--- Given data ---

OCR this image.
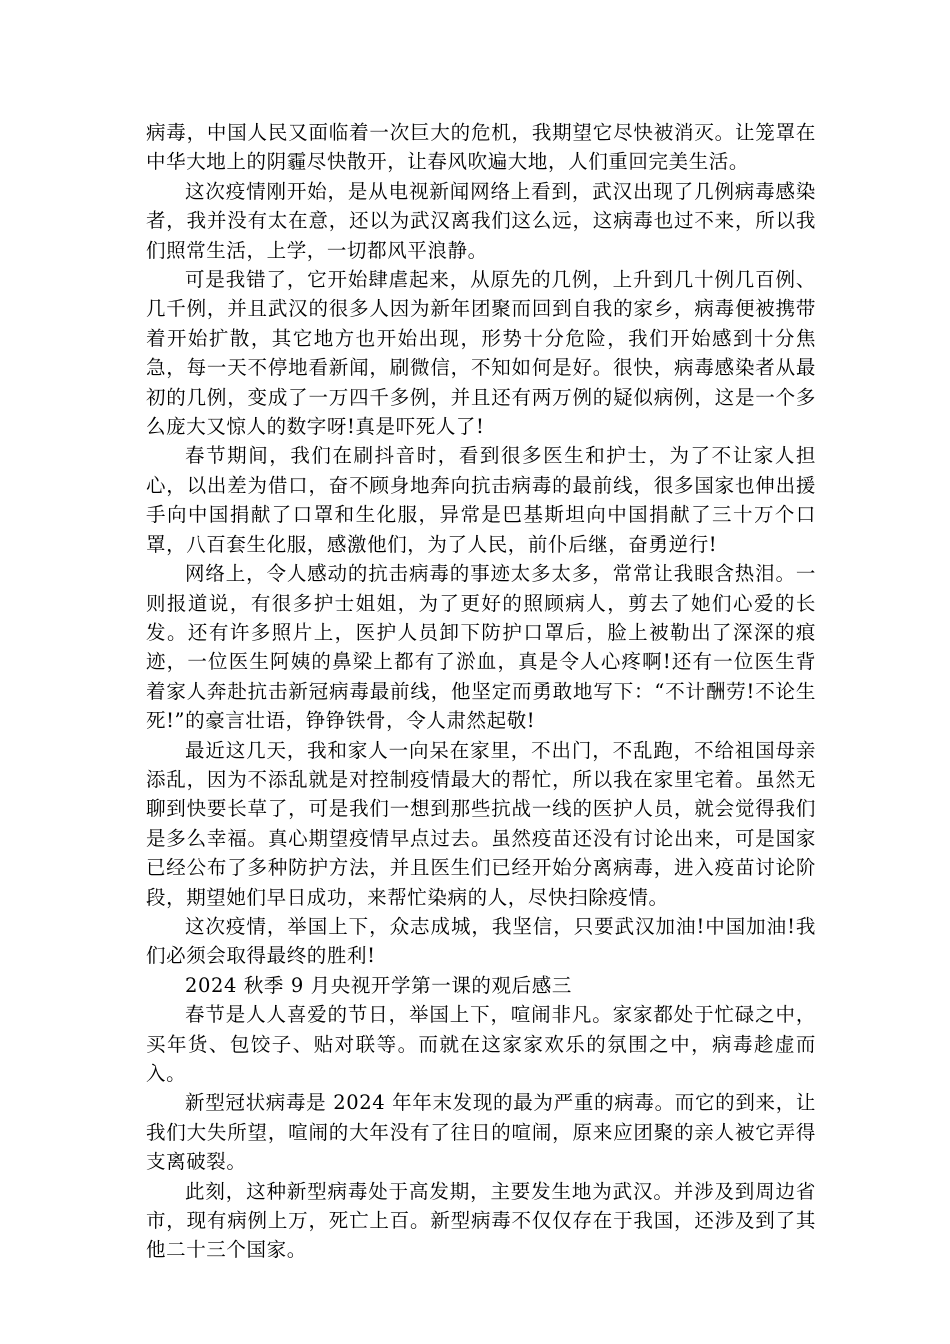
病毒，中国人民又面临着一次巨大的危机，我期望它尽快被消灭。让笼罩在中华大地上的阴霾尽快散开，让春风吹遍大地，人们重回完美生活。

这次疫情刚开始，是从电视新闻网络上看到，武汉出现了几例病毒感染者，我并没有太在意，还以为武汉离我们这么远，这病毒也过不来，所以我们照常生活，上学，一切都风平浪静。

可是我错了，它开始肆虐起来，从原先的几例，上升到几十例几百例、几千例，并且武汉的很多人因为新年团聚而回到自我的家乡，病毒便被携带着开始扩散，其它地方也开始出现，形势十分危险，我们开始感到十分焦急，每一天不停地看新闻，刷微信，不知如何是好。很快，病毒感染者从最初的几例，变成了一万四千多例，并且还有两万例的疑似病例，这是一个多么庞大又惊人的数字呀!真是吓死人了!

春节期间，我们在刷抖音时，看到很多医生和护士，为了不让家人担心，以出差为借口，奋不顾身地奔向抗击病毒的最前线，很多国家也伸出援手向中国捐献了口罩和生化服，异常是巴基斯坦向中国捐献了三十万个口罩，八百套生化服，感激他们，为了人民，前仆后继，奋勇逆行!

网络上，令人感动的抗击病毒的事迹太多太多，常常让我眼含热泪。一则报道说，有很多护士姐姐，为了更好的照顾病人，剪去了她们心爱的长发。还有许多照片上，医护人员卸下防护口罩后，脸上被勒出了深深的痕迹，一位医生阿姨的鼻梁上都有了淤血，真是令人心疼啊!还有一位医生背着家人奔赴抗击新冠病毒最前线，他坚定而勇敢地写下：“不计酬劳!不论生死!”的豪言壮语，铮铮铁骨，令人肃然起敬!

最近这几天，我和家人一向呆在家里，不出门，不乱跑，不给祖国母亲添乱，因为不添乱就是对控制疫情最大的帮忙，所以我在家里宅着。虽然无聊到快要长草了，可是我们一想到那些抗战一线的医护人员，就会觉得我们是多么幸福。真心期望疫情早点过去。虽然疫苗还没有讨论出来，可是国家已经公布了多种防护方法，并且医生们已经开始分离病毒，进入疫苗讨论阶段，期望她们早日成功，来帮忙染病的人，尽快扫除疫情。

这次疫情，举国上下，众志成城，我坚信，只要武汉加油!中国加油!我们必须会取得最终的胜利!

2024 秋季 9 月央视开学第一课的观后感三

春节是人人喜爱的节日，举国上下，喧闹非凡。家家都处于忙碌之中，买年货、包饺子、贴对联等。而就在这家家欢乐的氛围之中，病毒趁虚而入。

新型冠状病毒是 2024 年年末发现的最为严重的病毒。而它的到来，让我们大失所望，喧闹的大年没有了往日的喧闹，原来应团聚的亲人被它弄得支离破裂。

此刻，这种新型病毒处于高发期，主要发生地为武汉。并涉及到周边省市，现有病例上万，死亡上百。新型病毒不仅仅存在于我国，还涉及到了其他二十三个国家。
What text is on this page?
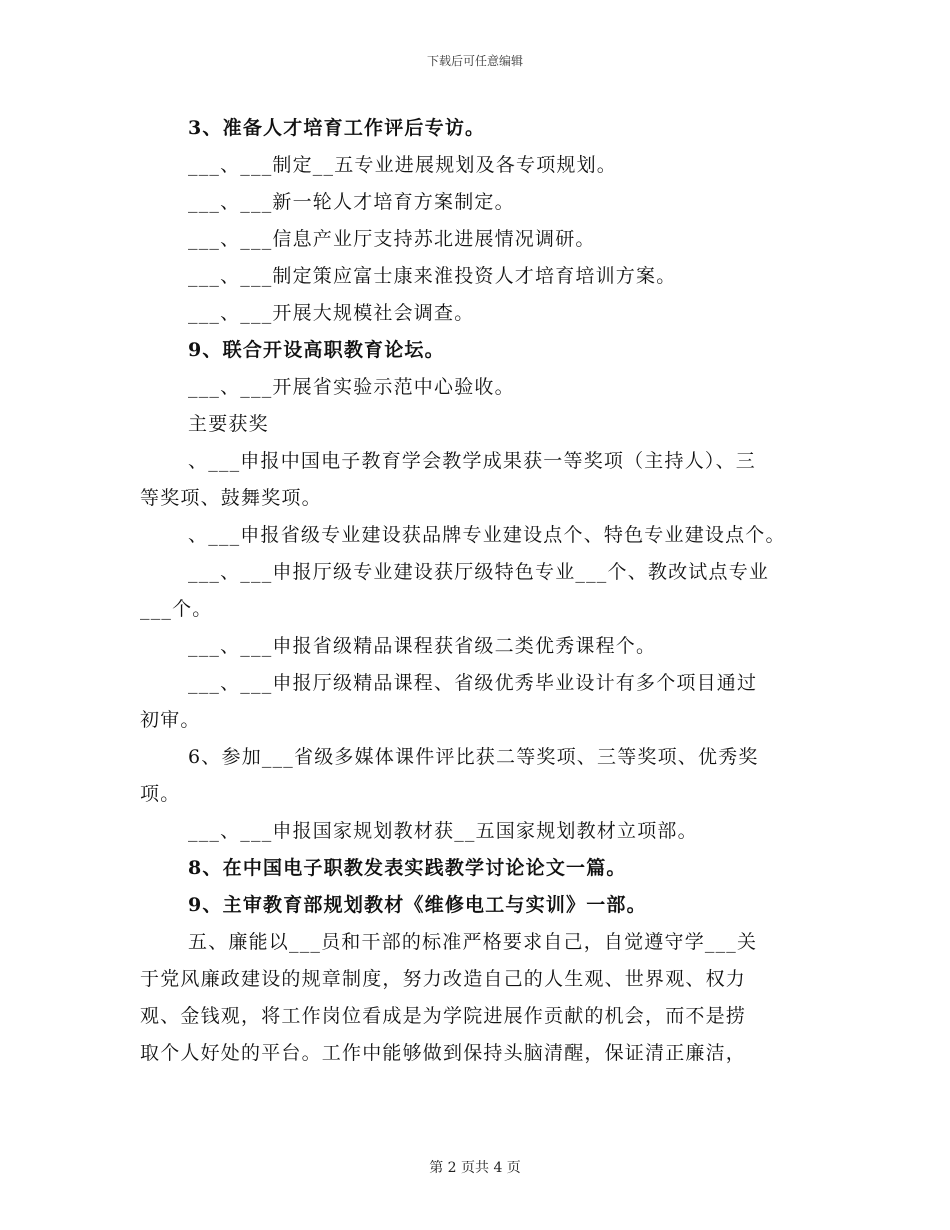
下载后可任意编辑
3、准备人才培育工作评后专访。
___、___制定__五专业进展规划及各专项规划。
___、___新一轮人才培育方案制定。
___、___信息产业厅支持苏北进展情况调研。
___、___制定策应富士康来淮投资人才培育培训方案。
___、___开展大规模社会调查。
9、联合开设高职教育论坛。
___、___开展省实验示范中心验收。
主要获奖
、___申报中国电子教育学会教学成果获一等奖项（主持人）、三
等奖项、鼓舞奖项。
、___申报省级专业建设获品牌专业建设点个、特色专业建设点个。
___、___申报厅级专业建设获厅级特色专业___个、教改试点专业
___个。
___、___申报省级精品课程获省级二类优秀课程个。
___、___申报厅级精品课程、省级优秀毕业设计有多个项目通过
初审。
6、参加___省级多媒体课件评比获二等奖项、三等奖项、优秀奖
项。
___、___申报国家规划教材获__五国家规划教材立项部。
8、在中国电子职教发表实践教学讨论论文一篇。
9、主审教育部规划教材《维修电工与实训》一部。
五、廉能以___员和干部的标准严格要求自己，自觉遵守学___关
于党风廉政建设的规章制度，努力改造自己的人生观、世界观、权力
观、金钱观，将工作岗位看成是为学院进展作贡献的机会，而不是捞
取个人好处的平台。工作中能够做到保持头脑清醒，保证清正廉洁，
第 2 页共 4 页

---

Copy, from the material, each line that holds the string "this".

→ In response
OCR this image.
What text is on this page?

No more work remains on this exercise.